[Material for the task]:

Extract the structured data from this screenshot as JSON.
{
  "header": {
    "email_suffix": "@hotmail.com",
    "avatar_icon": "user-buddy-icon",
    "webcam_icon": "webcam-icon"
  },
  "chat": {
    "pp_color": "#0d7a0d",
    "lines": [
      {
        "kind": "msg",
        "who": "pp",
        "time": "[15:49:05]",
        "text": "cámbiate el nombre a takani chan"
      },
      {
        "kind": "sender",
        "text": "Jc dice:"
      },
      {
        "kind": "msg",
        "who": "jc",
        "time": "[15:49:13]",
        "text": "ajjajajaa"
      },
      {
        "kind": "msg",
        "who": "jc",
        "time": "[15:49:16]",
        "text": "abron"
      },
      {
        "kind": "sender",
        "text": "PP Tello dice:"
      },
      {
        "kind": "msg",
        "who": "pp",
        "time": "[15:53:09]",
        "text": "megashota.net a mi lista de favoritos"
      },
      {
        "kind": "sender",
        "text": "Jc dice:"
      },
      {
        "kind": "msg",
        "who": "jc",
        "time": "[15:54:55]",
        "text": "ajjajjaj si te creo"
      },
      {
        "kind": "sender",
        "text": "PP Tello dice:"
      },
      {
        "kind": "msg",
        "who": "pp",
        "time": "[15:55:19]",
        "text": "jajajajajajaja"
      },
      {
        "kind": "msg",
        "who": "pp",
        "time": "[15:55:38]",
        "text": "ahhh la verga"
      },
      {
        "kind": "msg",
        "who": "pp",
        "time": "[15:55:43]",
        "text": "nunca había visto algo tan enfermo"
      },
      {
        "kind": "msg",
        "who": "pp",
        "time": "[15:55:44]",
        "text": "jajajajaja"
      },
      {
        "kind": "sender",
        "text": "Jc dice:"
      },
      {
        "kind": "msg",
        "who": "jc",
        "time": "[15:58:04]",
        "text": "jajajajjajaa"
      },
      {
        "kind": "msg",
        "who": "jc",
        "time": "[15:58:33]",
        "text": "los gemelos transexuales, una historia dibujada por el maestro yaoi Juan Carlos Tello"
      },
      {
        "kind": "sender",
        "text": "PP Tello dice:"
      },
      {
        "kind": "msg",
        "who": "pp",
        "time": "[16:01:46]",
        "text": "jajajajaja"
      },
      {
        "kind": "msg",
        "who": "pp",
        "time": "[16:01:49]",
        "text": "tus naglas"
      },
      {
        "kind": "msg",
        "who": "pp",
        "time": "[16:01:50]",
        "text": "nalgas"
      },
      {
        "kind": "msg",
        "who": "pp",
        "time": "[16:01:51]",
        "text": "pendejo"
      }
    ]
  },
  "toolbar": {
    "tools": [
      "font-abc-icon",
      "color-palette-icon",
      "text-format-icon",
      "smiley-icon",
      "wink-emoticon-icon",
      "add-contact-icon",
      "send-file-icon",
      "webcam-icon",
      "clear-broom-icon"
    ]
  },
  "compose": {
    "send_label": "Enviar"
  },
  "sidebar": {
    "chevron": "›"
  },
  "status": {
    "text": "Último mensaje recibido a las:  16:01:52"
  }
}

[Your task]:
Copy all the records above exactly, missing none.

[Expected answer]:
Extract the structured data from this screenshot as JSON.
{
  "header": {
    "email_suffix": "@hotmail.com",
    "avatar_icon": "user-buddy-icon",
    "webcam_icon": "webcam-icon"
  },
  "chat": {
    "pp_color": "#0d7a0d",
    "lines": [
      {
        "kind": "msg",
        "who": "pp",
        "time": "[15:49:05]",
        "text": "cámbiate el nombre a takani chan"
      },
      {
        "kind": "sender",
        "text": "Jc dice:"
      },
      {
        "kind": "msg",
        "who": "jc",
        "time": "[15:49:13]",
        "text": "ajjajajaa"
      },
      {
        "kind": "msg",
        "who": "jc",
        "time": "[15:49:16]",
        "text": "abron"
      },
      {
        "kind": "sender",
        "text": "PP Tello dice:"
      },
      {
        "kind": "msg",
        "who": "pp",
        "time": "[15:53:09]",
        "text": "megashota.net a mi lista de favoritos"
      },
      {
        "kind": "sender",
        "text": "Jc dice:"
      },
      {
        "kind": "msg",
        "who": "jc",
        "time": "[15:54:55]",
        "text": "ajjajjaj si te creo"
      },
      {
        "kind": "sender",
        "text": "PP Tello dice:"
      },
      {
        "kind": "msg",
        "who": "pp",
        "time": "[15:55:19]",
        "text": "jajajajajajaja"
      },
      {
        "kind": "msg",
        "who": "pp",
        "time": "[15:55:38]",
        "text": "ahhh la verga"
      },
      {
        "kind": "msg",
        "who": "pp",
        "time": "[15:55:43]",
        "text": "nunca había visto algo tan enfermo"
      },
      {
        "kind": "msg",
        "who": "pp",
        "time": "[15:55:44]",
        "text": "jajajajaja"
      },
      {
        "kind": "sender",
        "text": "Jc dice:"
      },
      {
        "kind": "msg",
        "who": "jc",
        "time": "[15:58:04]",
        "text": "jajajajjajaa"
      },
      {
        "kind": "msg",
        "who": "jc",
        "time": "[15:58:33]",
        "text": "los gemelos transexuales, una historia dibujada por el maestro yaoi Juan Carlos Tello"
      },
      {
        "kind": "sender",
        "text": "PP Tello dice:"
      },
      {
        "kind": "msg",
        "who": "pp",
        "time": "[16:01:46]",
        "text": "jajajajaja"
      },
      {
        "kind": "msg",
        "who": "pp",
        "time": "[16:01:49]",
        "text": "tus naglas"
      },
      {
        "kind": "msg",
        "who": "pp",
        "time": "[16:01:50]",
        "text": "nalgas"
      },
      {
        "kind": "msg",
        "who": "pp",
        "time": "[16:01:51]",
        "text": "pendejo"
      }
    ]
  },
  "toolbar": {
    "tools": [
      "font-abc-icon",
      "color-palette-icon",
      "text-format-icon",
      "smiley-icon",
      "wink-emoticon-icon",
      "add-contact-icon",
      "send-file-icon",
      "webcam-icon",
      "clear-broom-icon"
    ]
  },
  "compose": {
    "send_label": "Enviar"
  },
  "sidebar": {
    "chevron": "›"
  },
  "status": {
    "text": "Último mensaje recibido a las:  16:01:52"
  }
}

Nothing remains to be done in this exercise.